%%

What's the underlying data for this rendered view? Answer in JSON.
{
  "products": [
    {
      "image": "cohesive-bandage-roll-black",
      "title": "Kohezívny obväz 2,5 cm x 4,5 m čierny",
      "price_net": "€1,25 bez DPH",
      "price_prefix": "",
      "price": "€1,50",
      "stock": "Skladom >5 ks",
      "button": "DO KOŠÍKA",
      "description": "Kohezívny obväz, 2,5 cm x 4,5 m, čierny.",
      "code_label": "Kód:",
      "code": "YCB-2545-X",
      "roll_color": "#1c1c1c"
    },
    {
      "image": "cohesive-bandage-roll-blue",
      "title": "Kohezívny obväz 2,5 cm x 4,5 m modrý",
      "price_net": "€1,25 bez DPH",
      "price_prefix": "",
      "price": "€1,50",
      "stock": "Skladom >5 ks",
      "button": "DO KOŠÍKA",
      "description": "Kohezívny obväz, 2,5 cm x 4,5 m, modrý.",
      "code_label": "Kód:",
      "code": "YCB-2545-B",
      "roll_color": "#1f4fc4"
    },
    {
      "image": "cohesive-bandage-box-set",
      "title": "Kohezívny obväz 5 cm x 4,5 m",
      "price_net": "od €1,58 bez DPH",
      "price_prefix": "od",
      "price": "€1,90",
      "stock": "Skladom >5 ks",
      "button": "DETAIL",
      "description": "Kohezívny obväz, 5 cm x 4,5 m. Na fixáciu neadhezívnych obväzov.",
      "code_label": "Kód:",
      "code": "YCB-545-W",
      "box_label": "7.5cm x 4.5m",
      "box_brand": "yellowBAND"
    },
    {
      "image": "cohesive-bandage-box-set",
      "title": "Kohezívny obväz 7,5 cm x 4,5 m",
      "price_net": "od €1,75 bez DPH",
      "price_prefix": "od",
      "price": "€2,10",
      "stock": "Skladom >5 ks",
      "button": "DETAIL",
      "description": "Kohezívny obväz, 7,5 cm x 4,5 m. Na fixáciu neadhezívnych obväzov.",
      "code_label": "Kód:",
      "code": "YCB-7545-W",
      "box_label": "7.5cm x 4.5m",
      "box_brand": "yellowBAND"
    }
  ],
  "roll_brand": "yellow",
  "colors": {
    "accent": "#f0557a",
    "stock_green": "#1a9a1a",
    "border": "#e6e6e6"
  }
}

%%

— WORK INSTRUCTIONS —
Within the data above, pick out all lines holding the word "fixáciu".

— SOLUTION TO THE EXERCISE —
      "description": "Kohezívny obväz, 5 cm x 4,5 m. Na fixáciu neadhezívnych obväzov.",
      "description": "Kohezívny obväz, 7,5 cm x 4,5 m. Na fixáciu neadhezívnych obväzov.",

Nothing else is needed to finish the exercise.